> [Request]:
Copy every line of the listing below word for word, leaving out the pictures.
====== The data
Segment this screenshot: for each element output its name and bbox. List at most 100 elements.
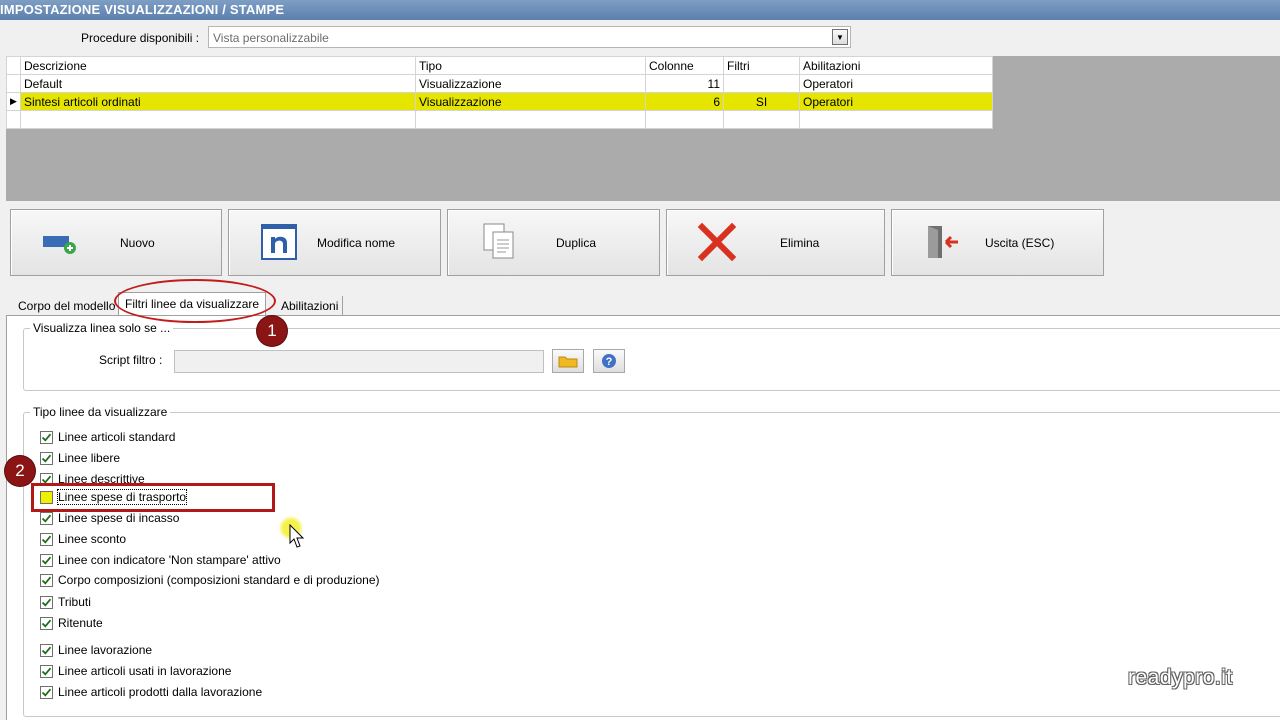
procedure-select-value: Vista personalizzabile [213, 31, 329, 45]
line-type-checkbox-row[interactable]: Linee articoli standard [40, 429, 175, 445]
checkmark-icon [41, 433, 52, 442]
procedure-select[interactable]: Vista personalizzabile ▼ [208, 26, 851, 48]
checkbox-checked[interactable] [40, 685, 53, 699]
checkmark-icon [41, 646, 52, 655]
cell-empty[interactable] [645, 110, 724, 129]
cell-empty[interactable] [415, 110, 646, 129]
line-type-label: Linee articoli usati in lavorazione [58, 664, 232, 678]
modifica-nome-label: Modifica nome [317, 236, 396, 250]
line-type-checkbox-row[interactable]: Linee articoli prodotti dalla lavorazion… [40, 684, 262, 700]
line-type-label: Ritenute [58, 616, 103, 630]
cell-tipo[interactable]: Visualizzazione [415, 74, 646, 93]
uscita-label: Uscita (ESC) [985, 236, 1055, 250]
checkbox-checked[interactable] [40, 595, 53, 609]
cell-empty[interactable] [799, 110, 993, 129]
grid-header-colonne[interactable]: Colonne [645, 56, 724, 75]
tab-corpo-modello[interactable]: Corpo del modello [14, 296, 119, 316]
line-type-label: Linee spese di incasso [58, 511, 180, 525]
checkmark-icon [41, 454, 52, 463]
checkmark-icon [41, 688, 52, 697]
line-type-checkbox-row[interactable]: Linee lavorazione [40, 642, 152, 658]
duplica-button[interactable]: Duplica [447, 209, 660, 276]
line-type-label: Linee libere [58, 451, 121, 465]
line-type-label: Linee sconto [58, 532, 127, 546]
line-type-checkbox-row[interactable]: Corpo composizioni (composizioni standar… [40, 572, 380, 588]
checkbox-checked[interactable] [40, 511, 53, 525]
filter-group: Visualizza linea solo se ... Script filt… [23, 321, 1280, 391]
exit-icon [928, 226, 958, 258]
line-type-label: Tributi [58, 595, 91, 609]
checkbox-checked[interactable] [40, 430, 53, 444]
nuovo-label: Nuovo [120, 236, 155, 250]
line-type-checkbox-row[interactable]: Linee articoli usati in lavorazione [40, 663, 231, 679]
mouse-cursor-icon [289, 524, 305, 548]
grid-header-tipo[interactable]: Tipo [415, 56, 646, 75]
grid-header-filtri[interactable]: Filtri [723, 56, 800, 75]
chevron-down-icon[interactable]: ▼ [832, 29, 848, 45]
cell-descrizione[interactable]: Sintesi articoli ordinati [20, 92, 416, 111]
cell-colonne[interactable]: 6 [645, 92, 724, 111]
help-button[interactable]: ? [593, 349, 625, 373]
elimina-label: Elimina [780, 236, 820, 250]
line-type-checkbox-row[interactable]: Linee libere [40, 450, 120, 466]
modifica-nome-button[interactable]: Modifica nome [228, 209, 441, 276]
window-title: IMPOSTAZIONE VISUALIZZAZIONI / STAMPE [0, 0, 1280, 20]
checkbox-checked[interactable] [40, 553, 53, 567]
procedure-label: Procedure disponibili : [81, 31, 200, 45]
checkbox-checked[interactable] [40, 664, 53, 678]
help-icon: ? [602, 354, 616, 368]
checkbox-checked[interactable] [40, 643, 53, 657]
line-types-legend: Tipo linee da visualizzare [30, 405, 171, 419]
checkbox-checked[interactable] [40, 532, 53, 546]
table-row[interactable]: Default Visualizzazione 11 Operatori [6, 74, 993, 93]
nuovo-button[interactable]: Nuovo [10, 209, 222, 276]
table-row-new[interactable] [6, 110, 993, 129]
checkmark-icon [41, 535, 52, 544]
cell-empty[interactable] [20, 110, 416, 129]
open-folder-button[interactable] [552, 349, 584, 373]
delete-icon [697, 222, 737, 262]
cell-tipo[interactable]: Visualizzazione [415, 92, 646, 111]
rename-icon [261, 224, 297, 260]
watermark: readypro.it [1128, 666, 1233, 689]
line-type-label: Linee articoli prodotti dalla lavorazion… [58, 685, 263, 699]
cell-filtri[interactable]: SI [723, 92, 800, 111]
line-type-checkbox-row[interactable]: Linee con indicatore 'Non stampare' atti… [40, 552, 281, 568]
line-type-checkbox-row[interactable]: Tributi [40, 594, 91, 610]
row-pointer-icon: ▶ [6, 92, 21, 111]
cell-descrizione[interactable]: Default [20, 74, 416, 93]
line-type-checkbox-row[interactable]: Ritenute [40, 615, 103, 631]
elimina-button[interactable]: Elimina [666, 209, 885, 276]
checkmark-icon [41, 514, 52, 523]
line-type-label: Linee articoli standard [58, 430, 176, 444]
uscita-button[interactable]: Uscita (ESC) [891, 209, 1104, 276]
cell-abilitazioni[interactable]: Operatori [799, 92, 993, 111]
tab-abilitazioni[interactable]: Abilitazioni [277, 296, 344, 316]
line-type-checkbox-row[interactable]: Linee sconto [40, 531, 126, 547]
row-indicator [6, 74, 21, 93]
cell-empty[interactable] [723, 110, 800, 129]
line-type-label: Corpo composizioni (composizioni standar… [58, 573, 380, 587]
checkbox-checked[interactable] [40, 451, 53, 465]
checkmark-icon [41, 619, 52, 628]
cell-colonne[interactable]: 11 [645, 74, 724, 93]
step-marker-1: 1 [257, 316, 287, 346]
grid-header-abilitazioni[interactable]: Abilitazioni [799, 56, 993, 75]
grid-header-row: Descrizione Tipo Colonne Filtri Abilitaz… [6, 56, 993, 75]
checkmark-icon [41, 556, 52, 565]
checkbox-checked[interactable] [40, 616, 53, 630]
script-filter-label: Script filtro : [99, 353, 163, 367]
table-row-selected[interactable]: ▶ Sintesi articoli ordinati Visualizzazi… [6, 92, 993, 111]
filter-group-legend: Visualizza linea solo se ... [30, 321, 174, 335]
cell-filtri[interactable] [723, 74, 800, 93]
views-grid-panel: Descrizione Tipo Colonne Filtri Abilitaz… [6, 56, 1280, 201]
grid-header-descrizione[interactable]: Descrizione [20, 56, 416, 75]
cell-abilitazioni[interactable]: Operatori [799, 74, 993, 93]
line-type-checkbox-row[interactable]: Linee spese di incasso [40, 510, 179, 526]
highlight-rectangle [31, 483, 275, 512]
checkbox-checked[interactable] [40, 573, 53, 587]
script-filter-input[interactable] [174, 350, 544, 373]
row-indicator [6, 110, 21, 129]
step-marker-2: 2 [5, 456, 35, 486]
line-type-label: Linee con indicatore 'Non stampare' atti… [58, 553, 281, 567]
============
> [Expected output]:
Segment this screenshot: for each element output its name and bbox. List at most 100 elements.
procedure-select-value: Vista personalizzabile [213, 31, 329, 45]
line-type-checkbox-row[interactable]: Linee articoli standard [40, 429, 175, 445]
checkmark-icon [41, 433, 52, 442]
procedure-select[interactable]: Vista personalizzabile ▼ [208, 26, 851, 48]
checkbox-checked[interactable] [40, 685, 53, 699]
checkmark-icon [41, 646, 52, 655]
cell-empty[interactable] [645, 110, 724, 129]
cell-empty[interactable] [415, 110, 646, 129]
line-type-label: Linee articoli usati in lavorazione [58, 664, 232, 678]
modifica-nome-label: Modifica nome [317, 236, 396, 250]
line-type-checkbox-row[interactable]: Linee articoli prodotti dalla lavorazion… [40, 684, 262, 700]
line-type-label: Ritenute [58, 616, 103, 630]
cell-tipo[interactable]: Visualizzazione [415, 74, 646, 93]
uscita-label: Uscita (ESC) [985, 236, 1055, 250]
checkbox-checked[interactable] [40, 595, 53, 609]
cell-empty[interactable] [799, 110, 993, 129]
grid-header-colonne[interactable]: Colonne [645, 56, 724, 75]
tab-corpo-modello[interactable]: Corpo del modello [14, 296, 119, 316]
line-type-label: Linee spese di incasso [58, 511, 180, 525]
checkmark-icon [41, 454, 52, 463]
checkmark-icon [41, 688, 52, 697]
line-type-checkbox-row[interactable]: Linee lavorazione [40, 642, 152, 658]
duplica-button[interactable]: Duplica [447, 209, 660, 276]
line-type-label: Linee libere [58, 451, 121, 465]
line-type-label: Linee sconto [58, 532, 127, 546]
line-type-checkbox-row[interactable]: Corpo composizioni (composizioni standar… [40, 572, 380, 588]
checkbox-checked[interactable] [40, 511, 53, 525]
filter-group: Visualizza linea solo se ... Script filt… [23, 321, 1280, 391]
exit-icon [928, 226, 958, 258]
line-type-label: Tributi [58, 595, 91, 609]
checkbox-checked[interactable] [40, 430, 53, 444]
nuovo-label: Nuovo [120, 236, 155, 250]
line-type-checkbox-row[interactable]: Linee articoli usati in lavorazione [40, 663, 231, 679]
mouse-cursor-icon [289, 524, 305, 548]
grid-header-tipo[interactable]: Tipo [415, 56, 646, 75]
grid-header-filtri[interactable]: Filtri [723, 56, 800, 75]
chevron-down-icon[interactable]: ▼ [832, 29, 848, 45]
cell-descrizione[interactable]: Sintesi articoli ordinati [20, 92, 416, 111]
cell-colonne[interactable]: 6 [645, 92, 724, 111]
help-button[interactable]: ? [593, 349, 625, 373]
elimina-label: Elimina [780, 236, 820, 250]
line-type-checkbox-row[interactable]: Linee libere [40, 450, 120, 466]
modifica-nome-button[interactable]: Modifica nome [228, 209, 441, 276]
window-title: IMPOSTAZIONE VISUALIZZAZIONI / STAMPE [0, 0, 1280, 20]
checkbox-checked[interactable] [40, 553, 53, 567]
procedure-label: Procedure disponibili : [81, 31, 200, 45]
checkbox-checked[interactable] [40, 664, 53, 678]
help-icon: ? [602, 354, 616, 368]
checkbox-checked[interactable] [40, 643, 53, 657]
line-types-legend: Tipo linee da visualizzare [30, 405, 171, 419]
checkbox-checked[interactable] [40, 532, 53, 546]
table-row[interactable]: Default Visualizzazione 11 Operatori [6, 74, 993, 93]
nuovo-button[interactable]: Nuovo [10, 209, 222, 276]
table-row-new[interactable] [6, 110, 993, 129]
checkmark-icon [41, 535, 52, 544]
cell-empty[interactable] [20, 110, 416, 129]
open-folder-button[interactable] [552, 349, 584, 373]
delete-icon [697, 222, 737, 262]
cell-tipo[interactable]: Visualizzazione [415, 92, 646, 111]
rename-icon [261, 224, 297, 260]
watermark: readypro.it [1128, 666, 1233, 689]
line-type-label: Linee articoli prodotti dalla lavorazion… [58, 685, 263, 699]
cell-filtri[interactable]: SI [723, 92, 800, 111]
line-type-checkbox-row[interactable]: Linee con indicatore 'Non stampare' atti… [40, 552, 281, 568]
line-type-checkbox-row[interactable]: Tributi [40, 594, 91, 610]
row-pointer-icon: ▶ [6, 92, 21, 111]
cell-descrizione[interactable]: Default [20, 74, 416, 93]
line-type-checkbox-row[interactable]: Ritenute [40, 615, 103, 631]
elimina-button[interactable]: Elimina [666, 209, 885, 276]
checkmark-icon [41, 514, 52, 523]
line-type-label: Linee articoli standard [58, 430, 176, 444]
uscita-button[interactable]: Uscita (ESC) [891, 209, 1104, 276]
cell-abilitazioni[interactable]: Operatori [799, 92, 993, 111]
tab-abilitazioni[interactable]: Abilitazioni [277, 296, 344, 316]
line-type-checkbox-row[interactable]: Linee sconto [40, 531, 126, 547]
row-indicator [6, 74, 21, 93]
cell-empty[interactable] [723, 110, 800, 129]
line-type-label: Corpo composizioni (composizioni standar… [58, 573, 380, 587]
checkbox-checked[interactable] [40, 451, 53, 465]
checkmark-icon [41, 619, 52, 628]
cell-colonne[interactable]: 11 [645, 74, 724, 93]
step-marker-1: 1 [257, 316, 287, 346]
grid-header-abilitazioni[interactable]: Abilitazioni [799, 56, 993, 75]
grid-header-row: Descrizione Tipo Colonne Filtri Abilitaz… [6, 56, 993, 75]
checkmark-icon [41, 556, 52, 565]
checkbox-checked[interactable] [40, 616, 53, 630]
script-filter-label: Script filtro : [99, 353, 163, 367]
table-row-selected[interactable]: ▶ Sintesi articoli ordinati Visualizzazi… [6, 92, 993, 111]
filter-group-legend: Visualizza linea solo se ... [30, 321, 174, 335]
cell-filtri[interactable] [723, 74, 800, 93]
views-grid-panel: Descrizione Tipo Colonne Filtri Abilitaz… [6, 56, 1280, 201]
grid-header-descrizione[interactable]: Descrizione [20, 56, 416, 75]
cell-abilitazioni[interactable]: Operatori [799, 74, 993, 93]
line-type-checkbox-row[interactable]: Linee spese di incasso [40, 510, 179, 526]
highlight-rectangle [31, 483, 275, 512]
checkbox-checked[interactable] [40, 573, 53, 587]
script-filter-input[interactable] [174, 350, 544, 373]
row-indicator [6, 110, 21, 129]
step-marker-2: 2 [5, 456, 35, 486]
line-type-label: Linee con indicatore 'Non stampare' atti… [58, 553, 281, 567]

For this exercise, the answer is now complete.